• [WHAT THE EXERCISE ASKS]
Collect every line below that contains the word "смесей".

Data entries
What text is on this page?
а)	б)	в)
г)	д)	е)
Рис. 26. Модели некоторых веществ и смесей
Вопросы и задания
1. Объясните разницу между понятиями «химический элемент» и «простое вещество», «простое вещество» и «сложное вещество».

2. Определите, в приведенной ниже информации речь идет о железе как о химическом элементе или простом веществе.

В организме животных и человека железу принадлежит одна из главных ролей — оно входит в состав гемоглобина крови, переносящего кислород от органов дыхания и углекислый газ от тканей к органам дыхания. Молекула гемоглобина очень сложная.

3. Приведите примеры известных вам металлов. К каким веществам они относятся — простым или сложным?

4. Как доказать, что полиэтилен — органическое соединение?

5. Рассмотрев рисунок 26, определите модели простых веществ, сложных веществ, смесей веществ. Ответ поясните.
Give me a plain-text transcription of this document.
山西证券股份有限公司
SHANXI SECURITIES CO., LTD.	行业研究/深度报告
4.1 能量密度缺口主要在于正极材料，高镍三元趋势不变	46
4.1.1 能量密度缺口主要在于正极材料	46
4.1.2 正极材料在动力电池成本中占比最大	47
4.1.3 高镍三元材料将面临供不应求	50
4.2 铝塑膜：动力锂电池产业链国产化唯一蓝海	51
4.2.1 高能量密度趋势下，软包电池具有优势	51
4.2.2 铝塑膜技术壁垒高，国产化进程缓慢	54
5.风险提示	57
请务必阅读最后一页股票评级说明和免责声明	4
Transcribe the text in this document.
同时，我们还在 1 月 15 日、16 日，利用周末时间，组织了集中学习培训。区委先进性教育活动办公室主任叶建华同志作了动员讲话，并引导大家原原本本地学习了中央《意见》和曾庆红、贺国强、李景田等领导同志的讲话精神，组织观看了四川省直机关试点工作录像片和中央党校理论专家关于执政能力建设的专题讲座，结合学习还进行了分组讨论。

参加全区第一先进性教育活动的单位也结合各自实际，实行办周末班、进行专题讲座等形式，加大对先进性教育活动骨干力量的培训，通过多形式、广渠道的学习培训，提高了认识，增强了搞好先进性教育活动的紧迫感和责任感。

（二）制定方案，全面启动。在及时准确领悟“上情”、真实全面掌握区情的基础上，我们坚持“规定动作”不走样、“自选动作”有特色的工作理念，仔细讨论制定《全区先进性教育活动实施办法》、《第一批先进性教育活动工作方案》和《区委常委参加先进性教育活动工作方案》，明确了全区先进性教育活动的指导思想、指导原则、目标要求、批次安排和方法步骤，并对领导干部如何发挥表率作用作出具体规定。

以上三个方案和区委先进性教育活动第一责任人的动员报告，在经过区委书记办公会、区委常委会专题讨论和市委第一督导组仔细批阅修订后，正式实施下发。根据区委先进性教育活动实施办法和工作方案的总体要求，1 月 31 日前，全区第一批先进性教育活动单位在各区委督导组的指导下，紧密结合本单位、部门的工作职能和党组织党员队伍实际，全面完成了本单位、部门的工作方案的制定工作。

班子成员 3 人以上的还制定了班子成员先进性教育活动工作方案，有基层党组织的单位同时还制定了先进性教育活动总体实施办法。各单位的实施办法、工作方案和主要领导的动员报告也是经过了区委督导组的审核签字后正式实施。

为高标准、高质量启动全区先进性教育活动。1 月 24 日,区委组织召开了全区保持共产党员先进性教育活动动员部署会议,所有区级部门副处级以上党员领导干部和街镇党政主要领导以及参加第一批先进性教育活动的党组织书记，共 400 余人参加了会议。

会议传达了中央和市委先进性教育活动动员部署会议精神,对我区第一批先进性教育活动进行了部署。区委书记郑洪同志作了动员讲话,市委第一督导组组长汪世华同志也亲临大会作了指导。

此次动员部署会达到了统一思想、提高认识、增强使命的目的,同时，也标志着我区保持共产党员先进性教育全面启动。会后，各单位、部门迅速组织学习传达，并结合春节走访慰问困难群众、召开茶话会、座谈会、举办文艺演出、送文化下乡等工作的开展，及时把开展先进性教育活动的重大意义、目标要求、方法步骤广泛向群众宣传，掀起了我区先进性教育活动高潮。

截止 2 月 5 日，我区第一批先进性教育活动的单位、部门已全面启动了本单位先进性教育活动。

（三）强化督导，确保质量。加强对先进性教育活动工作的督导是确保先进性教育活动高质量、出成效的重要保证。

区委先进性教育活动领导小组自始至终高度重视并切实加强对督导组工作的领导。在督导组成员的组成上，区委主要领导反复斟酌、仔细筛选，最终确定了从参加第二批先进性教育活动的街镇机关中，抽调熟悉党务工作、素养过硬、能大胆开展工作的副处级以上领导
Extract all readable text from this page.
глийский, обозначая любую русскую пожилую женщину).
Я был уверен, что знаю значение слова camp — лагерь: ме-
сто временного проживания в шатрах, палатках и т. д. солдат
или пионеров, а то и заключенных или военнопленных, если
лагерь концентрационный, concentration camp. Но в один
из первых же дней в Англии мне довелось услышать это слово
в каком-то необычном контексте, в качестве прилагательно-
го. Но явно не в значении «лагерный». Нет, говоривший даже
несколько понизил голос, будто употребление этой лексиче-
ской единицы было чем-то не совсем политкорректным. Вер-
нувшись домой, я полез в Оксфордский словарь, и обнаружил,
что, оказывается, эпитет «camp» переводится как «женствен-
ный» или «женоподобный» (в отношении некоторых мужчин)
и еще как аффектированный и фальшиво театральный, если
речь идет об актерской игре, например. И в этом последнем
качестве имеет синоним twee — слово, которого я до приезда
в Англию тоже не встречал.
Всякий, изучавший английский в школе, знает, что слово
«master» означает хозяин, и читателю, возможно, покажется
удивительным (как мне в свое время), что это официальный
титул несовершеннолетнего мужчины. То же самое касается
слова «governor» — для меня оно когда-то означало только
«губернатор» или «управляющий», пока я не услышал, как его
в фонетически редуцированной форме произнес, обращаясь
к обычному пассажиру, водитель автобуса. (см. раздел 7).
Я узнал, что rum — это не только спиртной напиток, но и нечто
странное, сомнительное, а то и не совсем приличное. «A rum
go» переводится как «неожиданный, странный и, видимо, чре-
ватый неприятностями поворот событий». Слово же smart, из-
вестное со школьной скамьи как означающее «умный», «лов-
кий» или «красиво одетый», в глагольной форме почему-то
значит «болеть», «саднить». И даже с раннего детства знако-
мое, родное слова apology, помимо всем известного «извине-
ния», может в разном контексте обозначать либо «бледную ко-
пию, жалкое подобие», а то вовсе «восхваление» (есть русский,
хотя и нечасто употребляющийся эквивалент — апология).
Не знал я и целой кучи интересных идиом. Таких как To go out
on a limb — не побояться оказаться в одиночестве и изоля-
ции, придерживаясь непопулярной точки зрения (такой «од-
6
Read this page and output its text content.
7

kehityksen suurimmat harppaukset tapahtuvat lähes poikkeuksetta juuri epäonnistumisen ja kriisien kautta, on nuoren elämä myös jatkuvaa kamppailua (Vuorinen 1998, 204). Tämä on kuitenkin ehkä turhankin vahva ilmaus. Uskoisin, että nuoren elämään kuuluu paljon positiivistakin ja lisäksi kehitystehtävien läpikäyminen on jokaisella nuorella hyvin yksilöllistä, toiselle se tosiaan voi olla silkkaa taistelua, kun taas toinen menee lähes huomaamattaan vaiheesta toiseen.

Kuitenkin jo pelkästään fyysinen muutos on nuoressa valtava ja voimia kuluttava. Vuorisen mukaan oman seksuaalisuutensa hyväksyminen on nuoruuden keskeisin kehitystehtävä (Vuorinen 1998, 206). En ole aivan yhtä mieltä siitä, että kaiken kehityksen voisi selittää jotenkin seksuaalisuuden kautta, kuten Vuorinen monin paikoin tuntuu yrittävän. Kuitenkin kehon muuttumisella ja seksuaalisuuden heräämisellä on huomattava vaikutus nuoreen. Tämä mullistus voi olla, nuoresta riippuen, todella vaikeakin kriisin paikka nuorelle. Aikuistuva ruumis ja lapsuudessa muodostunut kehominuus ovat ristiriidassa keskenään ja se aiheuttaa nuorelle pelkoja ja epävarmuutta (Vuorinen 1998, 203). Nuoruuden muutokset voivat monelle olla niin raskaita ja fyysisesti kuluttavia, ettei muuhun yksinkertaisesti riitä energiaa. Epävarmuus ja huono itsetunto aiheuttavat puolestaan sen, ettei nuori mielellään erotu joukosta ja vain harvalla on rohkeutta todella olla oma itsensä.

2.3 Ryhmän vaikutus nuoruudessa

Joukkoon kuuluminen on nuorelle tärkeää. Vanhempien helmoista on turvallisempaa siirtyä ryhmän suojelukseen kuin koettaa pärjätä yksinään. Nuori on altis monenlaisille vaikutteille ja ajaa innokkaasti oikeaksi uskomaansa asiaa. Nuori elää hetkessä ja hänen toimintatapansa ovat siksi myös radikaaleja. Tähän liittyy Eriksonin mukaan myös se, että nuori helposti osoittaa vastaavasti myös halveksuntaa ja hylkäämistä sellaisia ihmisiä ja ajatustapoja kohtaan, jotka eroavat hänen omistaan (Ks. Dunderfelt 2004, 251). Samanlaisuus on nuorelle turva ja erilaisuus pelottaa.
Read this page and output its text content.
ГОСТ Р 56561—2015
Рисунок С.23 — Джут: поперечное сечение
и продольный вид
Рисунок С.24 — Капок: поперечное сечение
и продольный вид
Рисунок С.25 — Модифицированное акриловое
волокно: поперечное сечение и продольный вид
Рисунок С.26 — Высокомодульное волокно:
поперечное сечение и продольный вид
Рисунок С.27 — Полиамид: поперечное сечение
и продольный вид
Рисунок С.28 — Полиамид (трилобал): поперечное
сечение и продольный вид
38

• [TASK ANSWER]
Рис. 26. Модели некоторых веществ и смесей
5. Рассмотрев рисунок 26, определите модели простых веществ, сложных веществ, смесей веществ. Ответ поясните.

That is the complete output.